It's utterly unsuitable for "interactive" identifications.

m0shen · on Feb 16, 2024

My little script is trying to identify in bulk, at least by passing 165 file paths to `magika`, and `file`.

Though, I absolutely agree with you. I think realistically it's better to do this kind of thing in a library rather than shell out to it at all. I was just trying to get an idea on how it generally compares.

Another note, I was trying to be generous to `magicka` here because when it's single file identification, it's about 160-180ms on my machine vs <1ms for `file`. I realize that's going to be quite a bit of python startup in that number, which is why I didn't go with it when pushing that benchmark up earlier. I'll probably push an update to that gist to include the single file benchmark as well.

m0shen · on Feb 16, 2024

I've updated this script with some single-file cli numbers, which are (as expected) not good. Mostly just comparing python startup time for that.

    make
    sqlite3 < analyze.sql
    file_avg              python_avg         python_x_times_slower_single_cli
    --------------------  -----------------  --------------------------------
    0.000874874856301821  0.179884610224334  205.611818568799
    file_avg            python_avg     python_x_times_slower_bulk_cli
    ------------------  -------------  ------------------------------
    0.0231715865881818  0.69613745142  30.0427184289163

ebursztein · on Feb 16, 2024

We did release the npm package because indeed we create a web demo and thought people might want to also use it. We know it is not as fast as the python version or a C++ version -- which why we did mark it as experimental.

* **Exercise goal**
Based on the forum thread above, say whether each statement is true, answering yes or no and quoting the words that decide it: (a) the bulk test gave 165 file paths to each tool; (b) the npm package was described as faster than the python version; (c) identifying a single file with magika took about 160-180ms on the poster's machine.

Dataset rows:
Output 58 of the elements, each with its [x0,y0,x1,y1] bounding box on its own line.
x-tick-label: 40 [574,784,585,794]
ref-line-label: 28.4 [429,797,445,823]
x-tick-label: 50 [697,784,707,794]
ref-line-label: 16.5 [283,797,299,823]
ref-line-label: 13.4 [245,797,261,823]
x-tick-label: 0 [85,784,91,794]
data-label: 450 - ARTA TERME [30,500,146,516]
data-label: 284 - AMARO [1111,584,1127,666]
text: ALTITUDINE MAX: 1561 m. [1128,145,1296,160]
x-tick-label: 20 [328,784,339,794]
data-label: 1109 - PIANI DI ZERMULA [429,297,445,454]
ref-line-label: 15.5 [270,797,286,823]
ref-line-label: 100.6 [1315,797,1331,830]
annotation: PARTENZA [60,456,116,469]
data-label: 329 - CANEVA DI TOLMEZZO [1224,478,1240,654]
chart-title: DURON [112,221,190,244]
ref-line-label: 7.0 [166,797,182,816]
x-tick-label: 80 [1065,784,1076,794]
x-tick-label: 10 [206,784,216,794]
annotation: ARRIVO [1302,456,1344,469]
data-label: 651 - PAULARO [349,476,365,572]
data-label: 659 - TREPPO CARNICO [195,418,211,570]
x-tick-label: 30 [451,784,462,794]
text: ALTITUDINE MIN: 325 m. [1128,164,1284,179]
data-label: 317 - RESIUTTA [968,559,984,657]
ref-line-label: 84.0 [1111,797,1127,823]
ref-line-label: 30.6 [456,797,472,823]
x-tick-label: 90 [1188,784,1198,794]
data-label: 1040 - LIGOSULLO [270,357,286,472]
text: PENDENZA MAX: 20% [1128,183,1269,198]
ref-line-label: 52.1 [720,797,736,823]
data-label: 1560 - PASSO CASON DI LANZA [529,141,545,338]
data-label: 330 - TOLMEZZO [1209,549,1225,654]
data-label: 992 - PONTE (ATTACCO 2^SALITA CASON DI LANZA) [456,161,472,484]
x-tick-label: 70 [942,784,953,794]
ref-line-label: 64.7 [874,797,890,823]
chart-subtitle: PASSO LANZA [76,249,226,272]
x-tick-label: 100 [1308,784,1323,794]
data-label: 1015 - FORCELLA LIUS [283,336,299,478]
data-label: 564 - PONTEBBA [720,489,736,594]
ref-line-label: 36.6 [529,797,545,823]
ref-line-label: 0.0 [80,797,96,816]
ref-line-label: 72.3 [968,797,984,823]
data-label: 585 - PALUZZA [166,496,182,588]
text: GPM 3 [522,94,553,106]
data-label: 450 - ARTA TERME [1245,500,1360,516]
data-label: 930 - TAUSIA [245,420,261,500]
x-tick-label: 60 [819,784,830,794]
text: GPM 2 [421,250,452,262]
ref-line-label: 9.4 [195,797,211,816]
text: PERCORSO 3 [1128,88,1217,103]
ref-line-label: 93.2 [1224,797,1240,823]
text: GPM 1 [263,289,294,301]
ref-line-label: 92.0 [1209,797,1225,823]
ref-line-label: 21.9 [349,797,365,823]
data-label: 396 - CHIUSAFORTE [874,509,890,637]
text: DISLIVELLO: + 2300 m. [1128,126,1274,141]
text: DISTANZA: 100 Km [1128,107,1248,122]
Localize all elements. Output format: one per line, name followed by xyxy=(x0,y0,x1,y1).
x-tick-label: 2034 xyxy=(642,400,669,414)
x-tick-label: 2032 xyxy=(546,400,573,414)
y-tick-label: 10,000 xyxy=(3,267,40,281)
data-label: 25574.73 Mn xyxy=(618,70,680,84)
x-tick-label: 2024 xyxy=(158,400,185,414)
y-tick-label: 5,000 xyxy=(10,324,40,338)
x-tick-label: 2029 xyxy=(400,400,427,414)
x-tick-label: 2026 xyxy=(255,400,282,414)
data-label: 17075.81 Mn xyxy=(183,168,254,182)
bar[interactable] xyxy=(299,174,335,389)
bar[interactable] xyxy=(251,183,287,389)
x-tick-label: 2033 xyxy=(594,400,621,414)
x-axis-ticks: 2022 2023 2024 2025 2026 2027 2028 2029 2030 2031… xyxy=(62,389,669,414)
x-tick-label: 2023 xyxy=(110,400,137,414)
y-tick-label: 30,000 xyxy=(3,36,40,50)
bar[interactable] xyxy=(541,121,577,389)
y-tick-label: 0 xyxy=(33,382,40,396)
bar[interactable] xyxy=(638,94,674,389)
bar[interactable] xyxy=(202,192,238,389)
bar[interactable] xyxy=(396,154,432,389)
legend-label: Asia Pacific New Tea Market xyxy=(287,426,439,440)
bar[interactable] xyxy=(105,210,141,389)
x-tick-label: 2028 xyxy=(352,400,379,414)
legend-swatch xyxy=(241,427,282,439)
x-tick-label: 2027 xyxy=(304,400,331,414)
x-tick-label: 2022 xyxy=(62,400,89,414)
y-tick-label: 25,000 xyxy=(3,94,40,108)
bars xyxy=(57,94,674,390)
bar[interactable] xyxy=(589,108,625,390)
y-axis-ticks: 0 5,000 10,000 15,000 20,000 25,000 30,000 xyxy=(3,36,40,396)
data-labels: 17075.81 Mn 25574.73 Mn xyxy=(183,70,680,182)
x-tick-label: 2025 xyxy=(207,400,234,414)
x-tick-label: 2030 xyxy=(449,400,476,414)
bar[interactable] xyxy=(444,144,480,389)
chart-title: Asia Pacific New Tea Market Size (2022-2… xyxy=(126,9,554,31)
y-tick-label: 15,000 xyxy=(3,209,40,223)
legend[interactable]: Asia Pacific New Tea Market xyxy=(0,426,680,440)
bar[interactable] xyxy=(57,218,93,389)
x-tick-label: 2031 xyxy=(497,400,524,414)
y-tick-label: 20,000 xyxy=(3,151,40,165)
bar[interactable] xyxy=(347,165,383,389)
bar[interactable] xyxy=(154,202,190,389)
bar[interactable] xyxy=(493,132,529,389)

* **Exercise output**
(a) Yes: "passing 165 file paths to `magika`, and `file`."
(b) No: "We know it is not as fast as the python version or a C++ version."
(c) Yes: "it's about 160-180ms on my machine vs <1ms for `file`."